# WHAT YOU SHOULD DO
Every entry below should be repeated exactly; the pictures should not.

------------------------------

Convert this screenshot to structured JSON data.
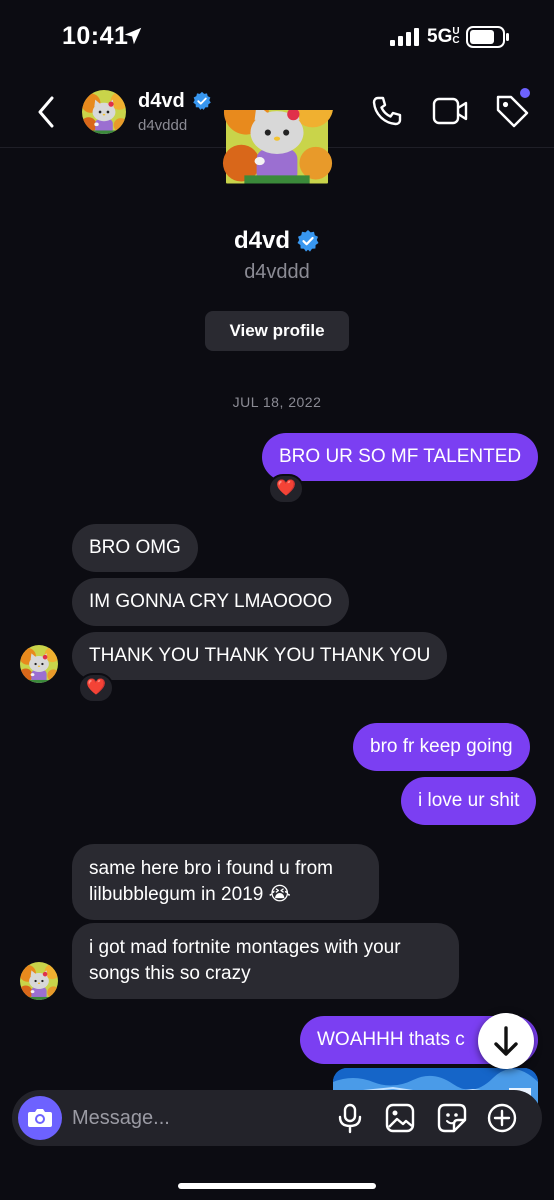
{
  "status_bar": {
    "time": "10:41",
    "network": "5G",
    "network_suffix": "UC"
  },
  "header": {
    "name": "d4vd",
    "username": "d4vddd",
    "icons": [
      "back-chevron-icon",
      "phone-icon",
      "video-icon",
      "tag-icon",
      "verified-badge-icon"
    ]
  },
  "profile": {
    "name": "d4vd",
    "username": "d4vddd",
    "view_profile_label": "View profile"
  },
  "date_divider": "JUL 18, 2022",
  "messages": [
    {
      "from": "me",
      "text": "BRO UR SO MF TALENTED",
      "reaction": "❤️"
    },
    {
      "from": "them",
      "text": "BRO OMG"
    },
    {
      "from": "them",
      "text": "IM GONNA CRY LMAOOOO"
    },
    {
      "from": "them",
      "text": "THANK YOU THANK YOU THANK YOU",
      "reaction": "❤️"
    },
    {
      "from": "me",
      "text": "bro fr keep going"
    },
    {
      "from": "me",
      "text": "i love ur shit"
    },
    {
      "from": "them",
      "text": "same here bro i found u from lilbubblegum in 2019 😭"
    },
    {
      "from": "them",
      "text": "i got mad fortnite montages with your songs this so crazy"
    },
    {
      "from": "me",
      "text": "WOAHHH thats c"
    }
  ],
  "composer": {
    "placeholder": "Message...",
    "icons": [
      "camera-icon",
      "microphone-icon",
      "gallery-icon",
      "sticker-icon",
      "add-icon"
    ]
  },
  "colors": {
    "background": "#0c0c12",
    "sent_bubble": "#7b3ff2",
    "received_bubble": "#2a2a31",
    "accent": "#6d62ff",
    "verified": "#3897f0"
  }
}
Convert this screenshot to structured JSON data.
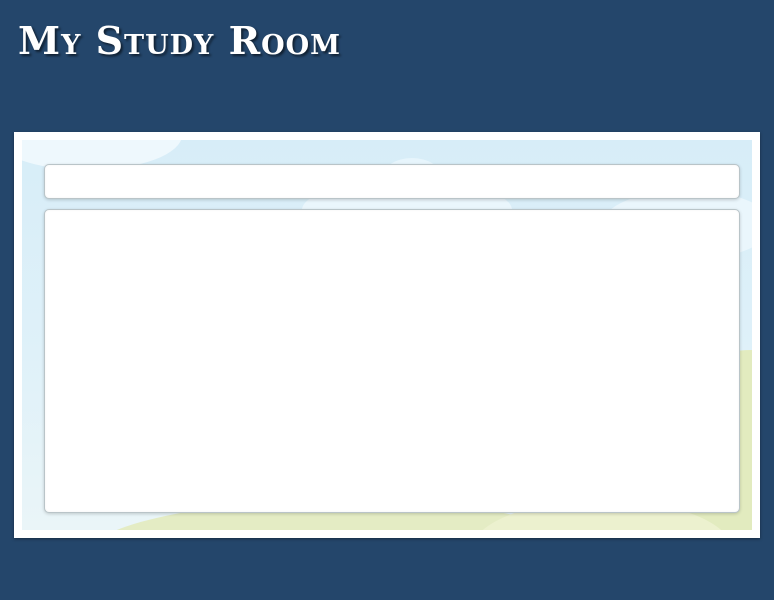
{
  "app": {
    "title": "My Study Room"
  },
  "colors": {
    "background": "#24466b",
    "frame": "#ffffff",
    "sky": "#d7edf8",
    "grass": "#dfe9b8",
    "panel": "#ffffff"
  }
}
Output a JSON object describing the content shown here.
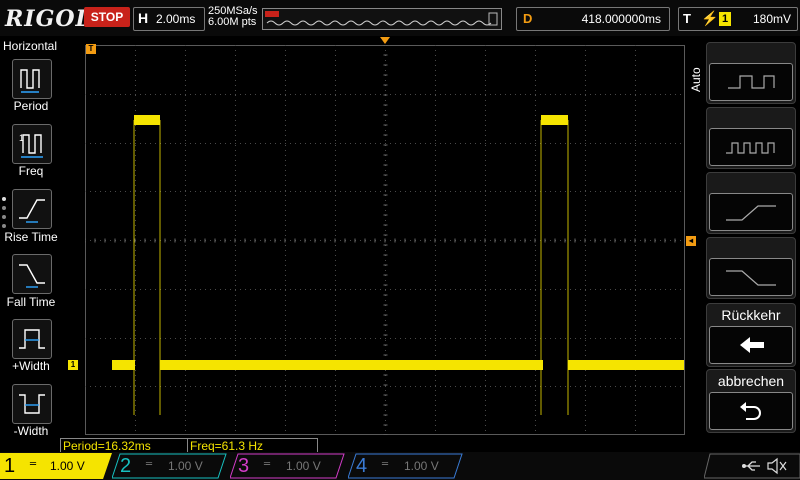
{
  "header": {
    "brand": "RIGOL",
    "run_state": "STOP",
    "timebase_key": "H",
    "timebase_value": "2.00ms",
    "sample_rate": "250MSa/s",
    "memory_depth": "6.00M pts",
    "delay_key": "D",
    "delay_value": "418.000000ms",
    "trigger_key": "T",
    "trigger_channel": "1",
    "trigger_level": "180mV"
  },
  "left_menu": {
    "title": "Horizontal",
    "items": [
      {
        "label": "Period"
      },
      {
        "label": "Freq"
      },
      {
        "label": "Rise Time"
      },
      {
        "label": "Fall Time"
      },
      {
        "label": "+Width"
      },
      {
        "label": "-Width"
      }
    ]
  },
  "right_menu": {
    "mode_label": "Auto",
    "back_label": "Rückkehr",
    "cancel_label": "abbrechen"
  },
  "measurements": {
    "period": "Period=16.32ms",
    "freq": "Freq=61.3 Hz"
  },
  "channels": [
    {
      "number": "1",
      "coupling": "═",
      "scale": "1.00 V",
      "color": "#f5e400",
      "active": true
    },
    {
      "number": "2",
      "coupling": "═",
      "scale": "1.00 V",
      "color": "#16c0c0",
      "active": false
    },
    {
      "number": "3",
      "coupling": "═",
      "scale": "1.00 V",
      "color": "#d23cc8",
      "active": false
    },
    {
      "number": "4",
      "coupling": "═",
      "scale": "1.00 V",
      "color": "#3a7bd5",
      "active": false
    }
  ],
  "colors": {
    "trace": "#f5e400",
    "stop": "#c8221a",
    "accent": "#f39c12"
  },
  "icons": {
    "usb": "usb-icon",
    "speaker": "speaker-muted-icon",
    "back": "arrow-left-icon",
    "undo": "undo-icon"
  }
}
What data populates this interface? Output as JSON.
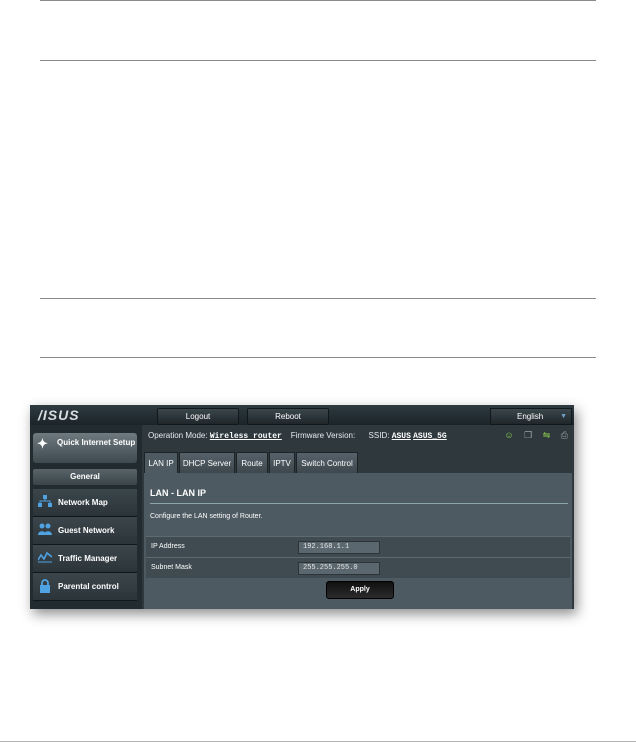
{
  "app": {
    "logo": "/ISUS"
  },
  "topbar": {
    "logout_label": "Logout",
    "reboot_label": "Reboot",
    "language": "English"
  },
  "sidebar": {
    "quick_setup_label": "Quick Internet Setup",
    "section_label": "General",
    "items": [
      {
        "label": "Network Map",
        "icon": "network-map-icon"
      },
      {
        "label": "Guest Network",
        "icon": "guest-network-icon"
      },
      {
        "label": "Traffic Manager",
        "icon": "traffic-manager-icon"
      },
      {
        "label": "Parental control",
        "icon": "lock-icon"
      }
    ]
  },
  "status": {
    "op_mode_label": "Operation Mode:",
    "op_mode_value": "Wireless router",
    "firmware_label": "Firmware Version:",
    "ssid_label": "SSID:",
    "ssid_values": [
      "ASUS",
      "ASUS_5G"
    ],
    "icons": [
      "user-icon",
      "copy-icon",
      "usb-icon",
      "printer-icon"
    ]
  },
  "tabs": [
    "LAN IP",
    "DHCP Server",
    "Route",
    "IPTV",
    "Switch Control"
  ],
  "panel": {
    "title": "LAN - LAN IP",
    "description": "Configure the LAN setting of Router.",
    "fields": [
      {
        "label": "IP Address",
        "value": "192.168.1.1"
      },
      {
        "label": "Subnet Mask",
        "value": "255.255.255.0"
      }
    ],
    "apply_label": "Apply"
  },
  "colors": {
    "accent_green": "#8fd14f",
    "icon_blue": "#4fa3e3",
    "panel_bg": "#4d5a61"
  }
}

------------------------------

# SOLUTION
Convert this screenshot to structured JSON data.
{
  "status_bar": {
    "time": "10:41",
    "network": "5G",
    "network_suffix": "UC"
  },
  "header": {
    "name": "d4vd",
    "username": "d4vddd",
    "icons": [
      "back-chevron-icon",
      "phone-icon",
      "video-icon",
      "tag-icon",
      "verified-badge-icon"
    ]
  },
  "profile": {
    "name": "d4vd",
    "username": "d4vddd",
    "view_profile_label": "View profile"
  },
  "date_divider": "JUL 18, 2022",
  "messages": [
    {
      "from": "me",
      "text": "BRO UR SO MF TALENTED",
      "reaction": "❤️"
    },
    {
      "from": "them",
      "text": "BRO OMG"
    },
    {
      "from": "them",
      "text": "IM GONNA CRY LMAOOOO"
    },
    {
      "from": "them",
      "text": "THANK YOU THANK YOU THANK YOU",
      "reaction": "❤️"
    },
    {
      "from": "me",
      "text": "bro fr keep going"
    },
    {
      "from": "me",
      "text": "i love ur shit"
    },
    {
      "from": "them",
      "text": "same here bro i found u from lilbubblegum in 2019 😭"
    },
    {
      "from": "them",
      "text": "i got mad fortnite montages with your songs this so crazy"
    },
    {
      "from": "me",
      "text": "WOAHHH thats c"
    }
  ],
  "composer": {
    "placeholder": "Message...",
    "icons": [
      "camera-icon",
      "microphone-icon",
      "gallery-icon",
      "sticker-icon",
      "add-icon"
    ]
  },
  "colors": {
    "background": "#0c0c12",
    "sent_bubble": "#7b3ff2",
    "received_bubble": "#2a2a31",
    "accent": "#6d62ff",
    "verified": "#3897f0"
  }
}
Convert this screenshot to structured JSON data.
{
  "app": {
    "title": "My Study Room"
  },
  "colors": {
    "background": "#24466b",
    "frame": "#ffffff",
    "sky": "#d7edf8",
    "grass": "#dfe9b8",
    "panel": "#ffffff"
  }
}
Output a JSON object describing the content shown here.
{
  "header": {
    "brand": "RIGOL",
    "run_state": "STOP",
    "timebase_key": "H",
    "timebase_value": "2.00ms",
    "sample_rate": "250MSa/s",
    "memory_depth": "6.00M pts",
    "delay_key": "D",
    "delay_value": "418.000000ms",
    "trigger_key": "T",
    "trigger_channel": "1",
    "trigger_level": "180mV"
  },
  "left_menu": {
    "title": "Horizontal",
    "items": [
      {
        "label": "Period"
      },
      {
        "label": "Freq"
      },
      {
        "label": "Rise Time"
      },
      {
        "label": "Fall Time"
      },
      {
        "label": "+Width"
      },
      {
        "label": "-Width"
      }
    ]
  },
  "right_menu": {
    "mode_label": "Auto",
    "back_label": "Rückkehr",
    "cancel_label": "abbrechen"
  },
  "measurements": {
    "period": "Period=16.32ms",
    "freq": "Freq=61.3 Hz"
  },
  "channels": [
    {
      "number": "1",
      "coupling": "═",
      "scale": "1.00 V",
      "color": "#f5e400",
      "active": true
    },
    {
      "number": "2",
      "coupling": "═",
      "scale": "1.00 V",
      "color": "#16c0c0",
      "active": false
    },
    {
      "number": "3",
      "coupling": "═",
      "scale": "1.00 V",
      "color": "#d23cc8",
      "active": false
    },
    {
      "number": "4",
      "coupling": "═",
      "scale": "1.00 V",
      "color": "#3a7bd5",
      "active": false
    }
  ],
  "colors": {
    "trace": "#f5e400",
    "stop": "#c8221a",
    "accent": "#f39c12"
  },
  "icons": {
    "usb": "usb-icon",
    "speaker": "speaker-muted-icon",
    "back": "arrow-left-icon",
    "undo": "undo-icon"
  }
}
What data populates this interface? Output as JSON.
{
  "app": {
    "logo": "/ISUS"
  },
  "topbar": {
    "logout_label": "Logout",
    "reboot_label": "Reboot",
    "language": "English"
  },
  "sidebar": {
    "quick_setup_label": "Quick Internet Setup",
    "section_label": "General",
    "items": [
      {
        "label": "Network Map",
        "icon": "network-map-icon"
      },
      {
        "label": "Guest Network",
        "icon": "guest-network-icon"
      },
      {
        "label": "Traffic Manager",
        "icon": "traffic-manager-icon"
      },
      {
        "label": "Parental control",
        "icon": "lock-icon"
      }
    ]
  },
  "status": {
    "op_mode_label": "Operation Mode:",
    "op_mode_value": "Wireless router",
    "firmware_label": "Firmware Version:",
    "ssid_label": "SSID:",
    "ssid_values": [
      "ASUS",
      "ASUS_5G"
    ],
    "icons": [
      "user-icon",
      "copy-icon",
      "usb-icon",
      "printer-icon"
    ]
  },
  "tabs": [
    "LAN IP",
    "DHCP Server",
    "Route",
    "IPTV",
    "Switch Control"
  ],
  "panel": {
    "title": "LAN - LAN IP",
    "description": "Configure the LAN setting of Router.",
    "fields": [
      {
        "label": "IP Address",
        "value": "192.168.1.1"
      },
      {
        "label": "Subnet Mask",
        "value": "255.255.255.0"
      }
    ],
    "apply_label": "Apply"
  },
  "colors": {
    "accent_green": "#8fd14f",
    "icon_blue": "#4fa3e3",
    "panel_bg": "#4d5a61"
  }
}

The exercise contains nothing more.